* PAGE TEXT *
Since May last year I have been capturing ads which have made an impression on me and tried to explain why. I look around all the time for marketing messages (it’s part of my job) and attempt to choose one each day which really stands out, to me. At times, the pickings are pretty lean. But on occasions true gems emerge. Each month I publish the previous month’s highlights.
In March I have found a mixed bag. The deluge of disappointing Olympic executions continue to underwhelm. Fortunately, there are some really smart media placements and clever emotionally engaging ads out there at present to restore the quality balance.
In the ‘oh my goodness, did they really do that’ bracket we find soft toy incentives in exchange for credit card take up and José Mourinho’s brand continues to be butchered by an asset management company.
But at the other end of the quality scale, the following are at the top of my crop:
Best alternative pricing message – Marks & Spencer
Who else can pull this off? They are bundling product and selling it cheap and yet we still look at it as a ‘Saturday indulgence’. With many brands looking to move away from fruitless pricing strategies, this is a prime example of how to do it without compromising the brand.

* RECORD EXTRACTS *

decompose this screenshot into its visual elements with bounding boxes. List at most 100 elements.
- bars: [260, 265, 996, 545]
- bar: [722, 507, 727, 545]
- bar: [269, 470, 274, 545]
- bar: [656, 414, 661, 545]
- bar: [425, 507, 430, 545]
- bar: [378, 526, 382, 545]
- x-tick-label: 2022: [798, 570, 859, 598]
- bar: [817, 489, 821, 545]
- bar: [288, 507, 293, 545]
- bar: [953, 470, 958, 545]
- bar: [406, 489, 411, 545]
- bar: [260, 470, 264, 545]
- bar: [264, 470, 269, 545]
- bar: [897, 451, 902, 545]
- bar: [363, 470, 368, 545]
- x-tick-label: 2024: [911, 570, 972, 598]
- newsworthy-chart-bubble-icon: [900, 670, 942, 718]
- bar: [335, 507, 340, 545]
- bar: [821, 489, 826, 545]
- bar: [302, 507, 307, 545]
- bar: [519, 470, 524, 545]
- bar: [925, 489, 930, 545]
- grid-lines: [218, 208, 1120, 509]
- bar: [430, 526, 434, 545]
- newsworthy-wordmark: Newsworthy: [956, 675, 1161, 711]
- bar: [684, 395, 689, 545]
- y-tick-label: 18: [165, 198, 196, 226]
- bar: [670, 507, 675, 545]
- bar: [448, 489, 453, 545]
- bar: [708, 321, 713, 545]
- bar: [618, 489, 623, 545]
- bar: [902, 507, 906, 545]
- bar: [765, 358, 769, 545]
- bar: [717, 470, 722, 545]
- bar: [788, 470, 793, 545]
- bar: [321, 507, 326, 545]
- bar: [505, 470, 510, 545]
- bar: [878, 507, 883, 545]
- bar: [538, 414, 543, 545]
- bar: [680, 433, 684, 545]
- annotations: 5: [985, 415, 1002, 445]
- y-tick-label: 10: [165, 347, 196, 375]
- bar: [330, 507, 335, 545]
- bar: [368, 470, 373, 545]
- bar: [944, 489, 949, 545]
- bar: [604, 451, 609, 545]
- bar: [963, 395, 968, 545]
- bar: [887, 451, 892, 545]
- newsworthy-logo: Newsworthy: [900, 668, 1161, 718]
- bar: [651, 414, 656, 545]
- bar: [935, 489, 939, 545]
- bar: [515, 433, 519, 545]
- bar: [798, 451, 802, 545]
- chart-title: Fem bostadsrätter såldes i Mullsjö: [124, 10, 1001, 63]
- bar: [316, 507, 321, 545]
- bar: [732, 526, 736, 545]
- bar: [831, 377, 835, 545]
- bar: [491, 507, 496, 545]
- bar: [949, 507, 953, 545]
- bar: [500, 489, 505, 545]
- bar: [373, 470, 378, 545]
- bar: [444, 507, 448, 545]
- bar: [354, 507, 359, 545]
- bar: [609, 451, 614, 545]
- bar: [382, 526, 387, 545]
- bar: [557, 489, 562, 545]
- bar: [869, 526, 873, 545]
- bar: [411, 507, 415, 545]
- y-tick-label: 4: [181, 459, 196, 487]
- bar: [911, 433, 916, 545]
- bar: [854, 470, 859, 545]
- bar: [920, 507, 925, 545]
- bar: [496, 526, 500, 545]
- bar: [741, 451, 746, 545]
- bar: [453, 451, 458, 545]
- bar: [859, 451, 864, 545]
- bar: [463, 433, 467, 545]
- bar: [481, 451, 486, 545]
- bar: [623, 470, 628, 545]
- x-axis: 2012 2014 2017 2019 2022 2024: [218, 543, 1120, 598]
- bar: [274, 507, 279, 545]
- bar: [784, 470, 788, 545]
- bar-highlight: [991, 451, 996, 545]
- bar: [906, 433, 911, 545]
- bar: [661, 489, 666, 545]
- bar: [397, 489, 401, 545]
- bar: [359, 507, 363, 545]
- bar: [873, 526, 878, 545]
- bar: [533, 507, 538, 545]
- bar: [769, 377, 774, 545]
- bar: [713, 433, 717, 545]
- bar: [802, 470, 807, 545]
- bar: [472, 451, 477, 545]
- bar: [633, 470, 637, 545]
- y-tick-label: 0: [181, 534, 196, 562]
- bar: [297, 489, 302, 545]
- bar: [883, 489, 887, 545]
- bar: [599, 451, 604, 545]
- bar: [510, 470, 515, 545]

* INSTRUCTIONS *
A - Condense the paragraph of the ad review post that begins "Since May last year" into a shorter version that keeps its main facts.
B - Which company does the ad review post name for "Best alternative pricing message"?
The entries come from a different source than the page text.

* ANSWERS TO THE PROBLEMS *
A - Since May last year, the writer has been picking one standout ad each day, explaining why it made an impression, and publishing each month's highlights the following month. Searching for marketing messages is part of the writer's job. Some days offer little, but true gems sometimes turn up.

B - Marks & Spencer